::: Data entries
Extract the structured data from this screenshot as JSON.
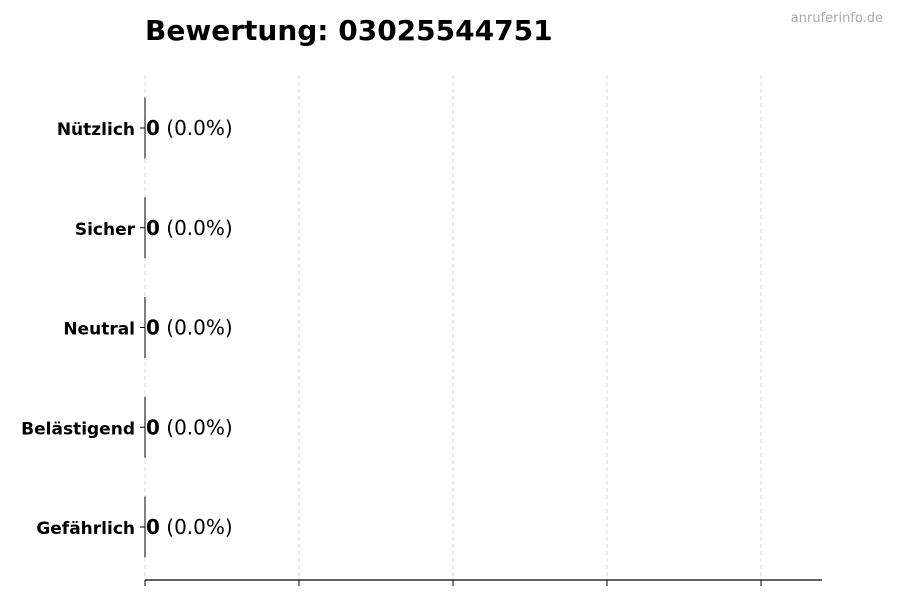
{
  "chart_data": {
    "type": "bar",
    "orientation": "horizontal",
    "title": "Bewertung: 03025544751",
    "watermark": "anruferinfo.de",
    "categories": [
      "Nützlich",
      "Sicher",
      "Neutral",
      "Belästigend",
      "Gefährlich"
    ],
    "values": [
      0,
      0,
      0,
      0,
      0
    ],
    "value_labels": [
      "0",
      "0",
      "0",
      "0",
      "0"
    ],
    "percent_labels": [
      "(0.0%)",
      "(0.0%)",
      "(0.0%)",
      "(0.0%)",
      "(0.0%)"
    ],
    "xlabel": "",
    "ylabel": "",
    "x_ticks_shown_without_labels": 5,
    "grid": "x, dashed",
    "colors": {
      "text": "#000000",
      "grid": "#d9d9d9",
      "watermark": "#aaaaaa"
    }
  }
}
::::::
Return the whole listing, word for word, and leave out every picture.

Solution to this exercise -
Extract the structured data from this screenshot as JSON.
{
  "chart_data": {
    "type": "bar",
    "orientation": "horizontal",
    "title": "Bewertung: 03025544751",
    "watermark": "anruferinfo.de",
    "categories": [
      "Nützlich",
      "Sicher",
      "Neutral",
      "Belästigend",
      "Gefährlich"
    ],
    "values": [
      0,
      0,
      0,
      0,
      0
    ],
    "value_labels": [
      "0",
      "0",
      "0",
      "0",
      "0"
    ],
    "percent_labels": [
      "(0.0%)",
      "(0.0%)",
      "(0.0%)",
      "(0.0%)",
      "(0.0%)"
    ],
    "xlabel": "",
    "ylabel": "",
    "x_ticks_shown_without_labels": 5,
    "grid": "x, dashed",
    "colors": {
      "text": "#000000",
      "grid": "#d9d9d9",
      "watermark": "#aaaaaa"
    }
  }
}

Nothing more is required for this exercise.